_What to produce_
Filter the entries below, keeping every line that has the word "your".

_Listing_
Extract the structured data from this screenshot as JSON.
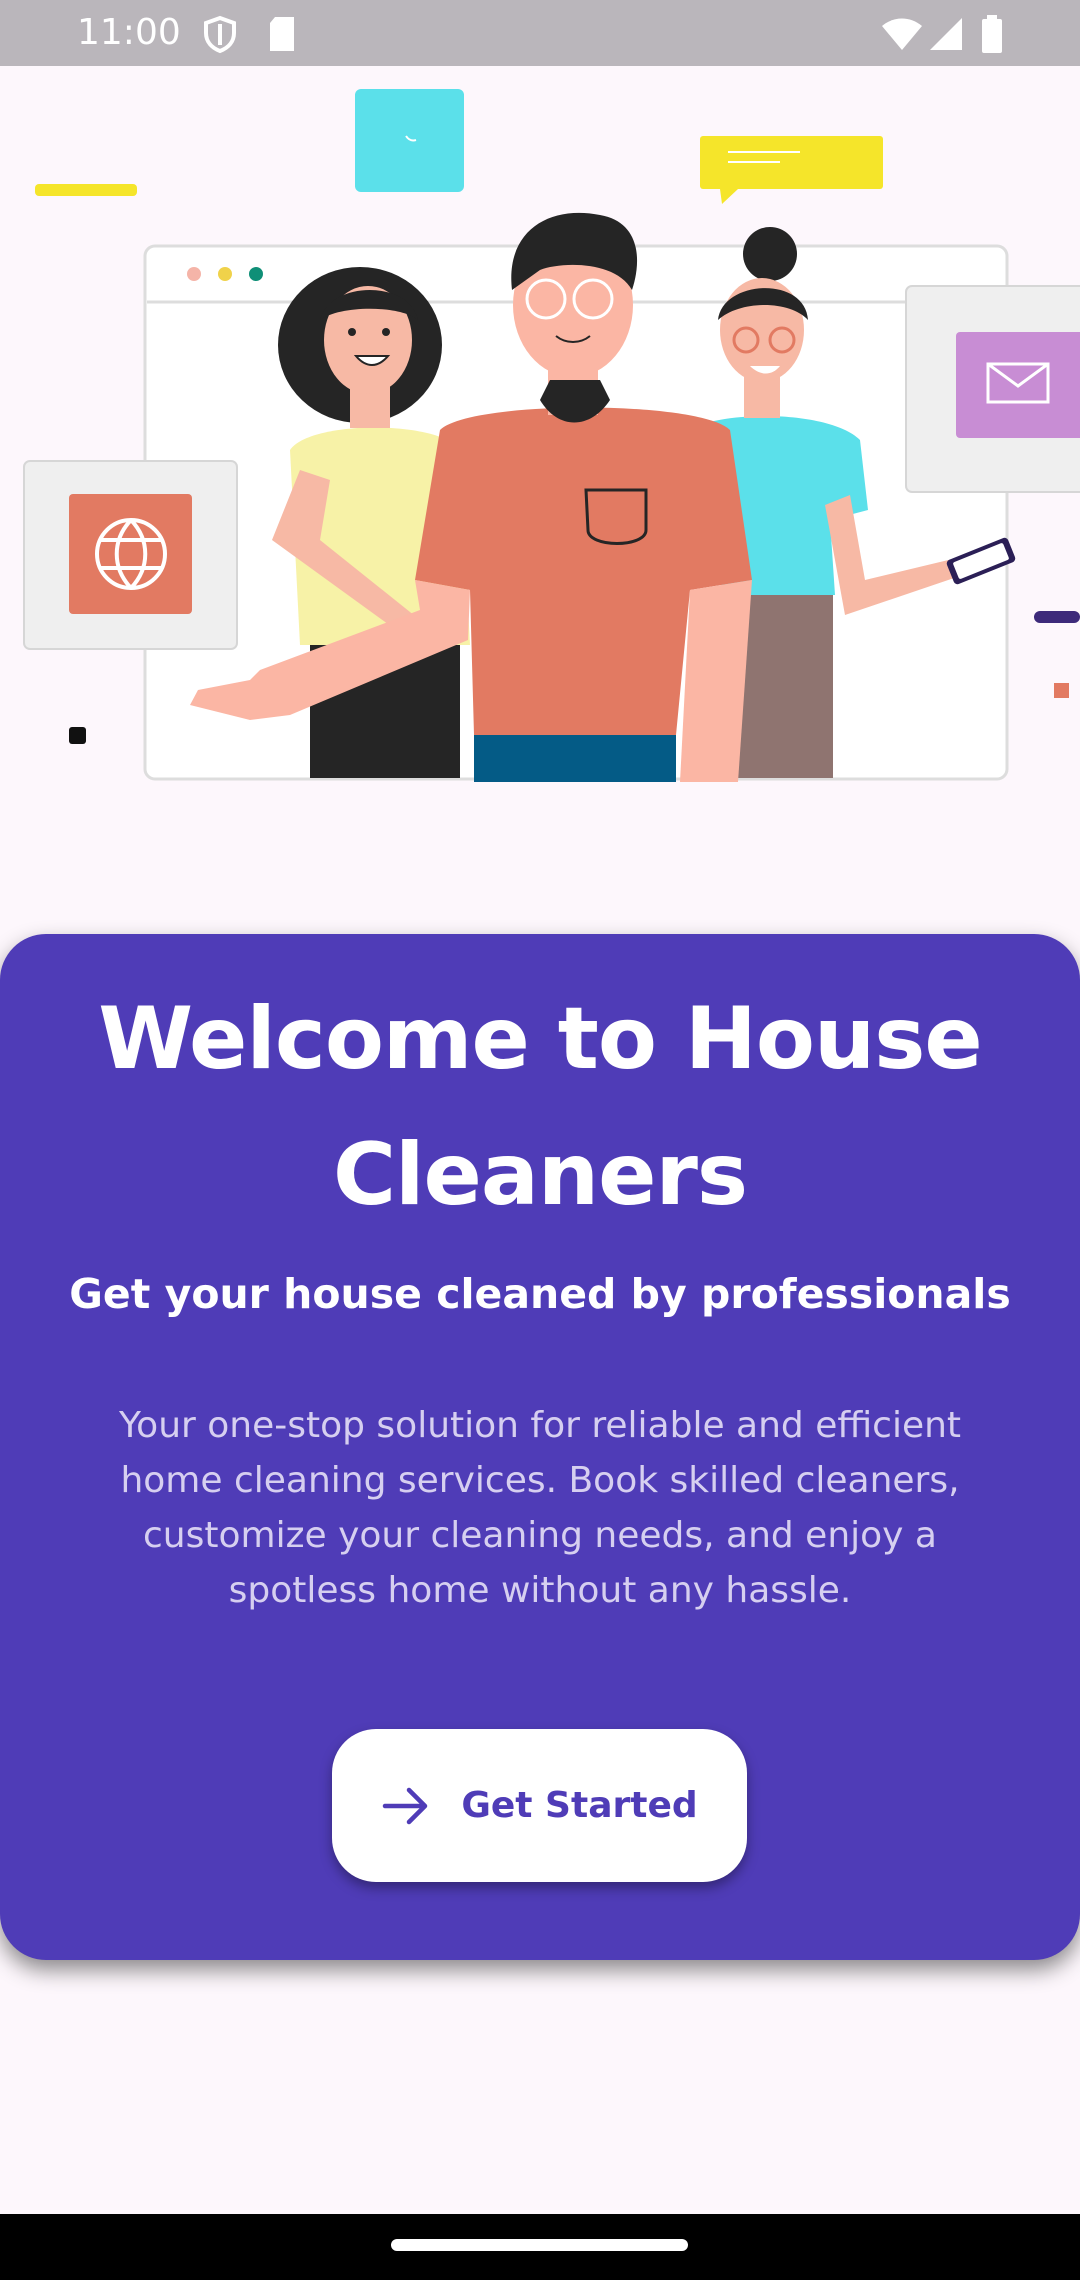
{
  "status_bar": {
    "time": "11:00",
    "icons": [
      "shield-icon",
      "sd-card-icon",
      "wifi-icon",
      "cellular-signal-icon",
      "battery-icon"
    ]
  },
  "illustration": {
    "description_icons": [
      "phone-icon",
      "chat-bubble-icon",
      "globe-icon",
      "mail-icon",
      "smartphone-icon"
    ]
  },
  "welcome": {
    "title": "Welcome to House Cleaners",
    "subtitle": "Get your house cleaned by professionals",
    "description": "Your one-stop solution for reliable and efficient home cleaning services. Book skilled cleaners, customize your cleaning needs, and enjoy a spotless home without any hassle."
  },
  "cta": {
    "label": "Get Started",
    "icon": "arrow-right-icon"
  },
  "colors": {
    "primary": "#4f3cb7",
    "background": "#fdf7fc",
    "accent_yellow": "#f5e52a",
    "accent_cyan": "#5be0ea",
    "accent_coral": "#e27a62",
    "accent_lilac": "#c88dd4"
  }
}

_Solution for this exercise_
    "subtitle": "Get your house cleaned by professionals",
    "description": "Your one-stop solution for reliable and efficient home cleaning services. Book skilled cleaners, customize your cleaning needs, and enjoy a spotless home without any hassle."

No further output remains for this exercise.